Dataset rows about figures
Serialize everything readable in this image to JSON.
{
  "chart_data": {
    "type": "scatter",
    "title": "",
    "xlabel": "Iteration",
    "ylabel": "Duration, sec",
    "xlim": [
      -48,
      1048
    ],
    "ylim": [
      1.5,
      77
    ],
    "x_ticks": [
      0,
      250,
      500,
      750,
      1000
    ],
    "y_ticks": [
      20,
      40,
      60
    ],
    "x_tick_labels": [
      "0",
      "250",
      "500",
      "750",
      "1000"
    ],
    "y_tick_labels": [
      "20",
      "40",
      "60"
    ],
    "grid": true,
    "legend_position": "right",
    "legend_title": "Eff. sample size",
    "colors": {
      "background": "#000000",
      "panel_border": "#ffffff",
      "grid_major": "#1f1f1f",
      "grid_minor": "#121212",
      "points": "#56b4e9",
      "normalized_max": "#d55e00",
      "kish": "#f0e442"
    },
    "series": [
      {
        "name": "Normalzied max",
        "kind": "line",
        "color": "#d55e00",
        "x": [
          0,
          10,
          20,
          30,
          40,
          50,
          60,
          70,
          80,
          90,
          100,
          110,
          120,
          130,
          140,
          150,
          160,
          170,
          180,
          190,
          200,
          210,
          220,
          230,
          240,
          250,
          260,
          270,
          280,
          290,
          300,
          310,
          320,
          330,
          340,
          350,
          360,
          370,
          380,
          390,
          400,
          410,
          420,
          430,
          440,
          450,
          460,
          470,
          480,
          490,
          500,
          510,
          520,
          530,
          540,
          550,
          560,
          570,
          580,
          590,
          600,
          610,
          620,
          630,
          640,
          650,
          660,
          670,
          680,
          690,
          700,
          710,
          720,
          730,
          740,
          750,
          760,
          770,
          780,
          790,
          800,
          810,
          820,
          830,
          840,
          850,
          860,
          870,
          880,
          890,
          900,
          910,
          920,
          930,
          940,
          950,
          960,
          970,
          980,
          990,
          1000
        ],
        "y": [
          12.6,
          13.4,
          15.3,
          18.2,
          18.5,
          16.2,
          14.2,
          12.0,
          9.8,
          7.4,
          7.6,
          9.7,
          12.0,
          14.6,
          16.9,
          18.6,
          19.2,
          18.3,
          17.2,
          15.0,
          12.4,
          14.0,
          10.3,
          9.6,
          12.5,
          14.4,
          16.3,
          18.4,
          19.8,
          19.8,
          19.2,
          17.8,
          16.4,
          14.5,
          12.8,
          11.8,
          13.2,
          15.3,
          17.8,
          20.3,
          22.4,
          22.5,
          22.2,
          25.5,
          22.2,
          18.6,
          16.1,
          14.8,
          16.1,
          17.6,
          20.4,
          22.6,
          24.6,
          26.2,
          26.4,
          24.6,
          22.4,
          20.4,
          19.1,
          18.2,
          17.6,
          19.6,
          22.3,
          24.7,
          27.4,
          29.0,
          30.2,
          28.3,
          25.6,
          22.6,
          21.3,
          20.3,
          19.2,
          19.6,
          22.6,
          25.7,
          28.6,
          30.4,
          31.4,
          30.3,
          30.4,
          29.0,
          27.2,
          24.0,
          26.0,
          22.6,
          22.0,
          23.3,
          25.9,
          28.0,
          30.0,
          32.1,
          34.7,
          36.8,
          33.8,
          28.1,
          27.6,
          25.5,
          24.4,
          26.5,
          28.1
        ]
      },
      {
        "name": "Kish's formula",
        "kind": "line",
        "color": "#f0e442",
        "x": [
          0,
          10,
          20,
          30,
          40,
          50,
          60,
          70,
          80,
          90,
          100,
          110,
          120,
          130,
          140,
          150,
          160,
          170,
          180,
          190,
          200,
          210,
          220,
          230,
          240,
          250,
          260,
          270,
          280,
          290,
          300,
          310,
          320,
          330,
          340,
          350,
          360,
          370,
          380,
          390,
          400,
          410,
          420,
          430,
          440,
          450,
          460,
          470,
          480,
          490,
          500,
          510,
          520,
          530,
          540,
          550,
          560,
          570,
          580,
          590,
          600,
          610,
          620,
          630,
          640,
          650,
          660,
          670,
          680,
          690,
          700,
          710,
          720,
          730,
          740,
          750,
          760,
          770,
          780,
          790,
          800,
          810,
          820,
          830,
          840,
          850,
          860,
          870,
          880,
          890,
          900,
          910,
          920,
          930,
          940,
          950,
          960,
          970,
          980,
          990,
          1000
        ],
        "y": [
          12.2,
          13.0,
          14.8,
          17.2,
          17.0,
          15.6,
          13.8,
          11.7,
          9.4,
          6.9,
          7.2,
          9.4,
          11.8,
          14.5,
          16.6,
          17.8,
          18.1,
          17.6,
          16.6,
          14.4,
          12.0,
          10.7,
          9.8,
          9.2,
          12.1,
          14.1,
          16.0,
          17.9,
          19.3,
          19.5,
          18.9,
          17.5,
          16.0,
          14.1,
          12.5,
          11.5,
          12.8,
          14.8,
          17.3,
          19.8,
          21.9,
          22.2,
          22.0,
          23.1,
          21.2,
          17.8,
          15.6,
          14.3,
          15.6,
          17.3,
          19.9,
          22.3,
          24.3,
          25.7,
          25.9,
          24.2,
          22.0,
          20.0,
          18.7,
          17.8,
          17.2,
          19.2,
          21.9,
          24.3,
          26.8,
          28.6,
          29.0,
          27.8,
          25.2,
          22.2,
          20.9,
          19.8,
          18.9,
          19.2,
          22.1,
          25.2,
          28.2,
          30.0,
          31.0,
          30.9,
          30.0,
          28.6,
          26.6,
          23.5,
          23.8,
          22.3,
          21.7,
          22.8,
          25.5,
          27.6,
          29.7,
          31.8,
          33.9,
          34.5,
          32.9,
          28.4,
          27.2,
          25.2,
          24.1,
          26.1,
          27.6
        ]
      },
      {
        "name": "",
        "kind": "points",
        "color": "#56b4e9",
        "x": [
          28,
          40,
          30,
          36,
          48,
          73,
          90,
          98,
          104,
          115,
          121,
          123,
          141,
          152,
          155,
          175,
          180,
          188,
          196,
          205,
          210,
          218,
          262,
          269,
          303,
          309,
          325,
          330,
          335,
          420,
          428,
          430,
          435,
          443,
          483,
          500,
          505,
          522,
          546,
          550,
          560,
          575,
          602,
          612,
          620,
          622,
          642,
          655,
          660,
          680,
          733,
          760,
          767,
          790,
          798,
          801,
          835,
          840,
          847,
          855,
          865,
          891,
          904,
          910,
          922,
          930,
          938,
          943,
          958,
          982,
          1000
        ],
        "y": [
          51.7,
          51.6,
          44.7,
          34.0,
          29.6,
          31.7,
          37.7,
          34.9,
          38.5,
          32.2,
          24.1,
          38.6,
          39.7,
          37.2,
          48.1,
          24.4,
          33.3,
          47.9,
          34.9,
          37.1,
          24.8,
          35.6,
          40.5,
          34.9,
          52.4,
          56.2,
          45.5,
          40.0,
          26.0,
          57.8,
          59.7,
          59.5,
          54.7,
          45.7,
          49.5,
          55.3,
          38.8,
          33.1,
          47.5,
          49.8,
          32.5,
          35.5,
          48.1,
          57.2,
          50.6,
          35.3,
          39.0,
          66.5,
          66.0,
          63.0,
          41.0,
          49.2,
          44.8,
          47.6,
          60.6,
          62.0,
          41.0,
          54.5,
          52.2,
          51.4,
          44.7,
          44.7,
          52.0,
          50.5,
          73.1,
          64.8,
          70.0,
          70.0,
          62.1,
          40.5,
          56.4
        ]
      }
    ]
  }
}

| Written exercise |
Copy out every line of the material above that mentions the word "name".

| Reply to the task |
        "name": "Normalzied max",
        "name": "Kish's formula",
        "name": "",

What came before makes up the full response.